[Collected data entries]
begin

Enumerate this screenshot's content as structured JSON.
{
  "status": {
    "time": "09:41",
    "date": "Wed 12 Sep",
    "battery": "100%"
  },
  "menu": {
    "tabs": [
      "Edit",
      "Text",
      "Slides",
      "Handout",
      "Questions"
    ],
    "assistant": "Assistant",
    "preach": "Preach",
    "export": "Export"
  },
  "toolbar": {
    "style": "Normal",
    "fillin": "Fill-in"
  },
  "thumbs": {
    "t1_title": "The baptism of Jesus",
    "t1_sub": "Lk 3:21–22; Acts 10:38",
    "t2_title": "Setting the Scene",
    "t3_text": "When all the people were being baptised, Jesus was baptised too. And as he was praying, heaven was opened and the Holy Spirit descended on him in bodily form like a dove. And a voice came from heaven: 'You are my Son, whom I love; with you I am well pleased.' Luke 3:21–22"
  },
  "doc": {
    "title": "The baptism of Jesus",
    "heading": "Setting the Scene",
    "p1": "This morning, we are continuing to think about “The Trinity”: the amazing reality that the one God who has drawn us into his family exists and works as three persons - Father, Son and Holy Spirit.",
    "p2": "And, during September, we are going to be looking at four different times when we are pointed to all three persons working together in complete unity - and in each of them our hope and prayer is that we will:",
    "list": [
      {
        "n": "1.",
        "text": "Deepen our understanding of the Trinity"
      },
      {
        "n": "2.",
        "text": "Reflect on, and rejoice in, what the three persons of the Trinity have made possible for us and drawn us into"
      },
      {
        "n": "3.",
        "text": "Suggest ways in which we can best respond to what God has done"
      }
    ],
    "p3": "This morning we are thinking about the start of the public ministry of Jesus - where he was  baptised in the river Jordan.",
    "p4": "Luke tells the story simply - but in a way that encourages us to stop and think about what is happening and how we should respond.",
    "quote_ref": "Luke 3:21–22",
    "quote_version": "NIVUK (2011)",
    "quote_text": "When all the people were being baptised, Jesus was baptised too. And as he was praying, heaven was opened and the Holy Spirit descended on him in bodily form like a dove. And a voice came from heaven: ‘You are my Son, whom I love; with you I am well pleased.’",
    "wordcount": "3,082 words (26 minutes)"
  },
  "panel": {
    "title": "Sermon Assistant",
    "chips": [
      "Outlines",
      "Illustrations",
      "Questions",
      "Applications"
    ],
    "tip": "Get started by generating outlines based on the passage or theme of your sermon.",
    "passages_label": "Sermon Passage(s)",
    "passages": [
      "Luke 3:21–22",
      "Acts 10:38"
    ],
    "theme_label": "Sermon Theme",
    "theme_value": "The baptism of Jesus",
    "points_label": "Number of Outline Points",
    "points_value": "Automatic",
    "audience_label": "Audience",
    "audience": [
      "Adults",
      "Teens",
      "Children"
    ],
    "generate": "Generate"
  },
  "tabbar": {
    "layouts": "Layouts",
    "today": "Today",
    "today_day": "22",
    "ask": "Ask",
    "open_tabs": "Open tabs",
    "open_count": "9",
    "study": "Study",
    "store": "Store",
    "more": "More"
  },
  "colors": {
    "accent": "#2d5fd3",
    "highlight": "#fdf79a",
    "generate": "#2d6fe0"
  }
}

end

| Directions |
Search the lines for the string "Scene" and copy every line that has it.

| Answer to the problem |
    "t2_title": "Setting the Scene",
    "heading": "Setting the Scene",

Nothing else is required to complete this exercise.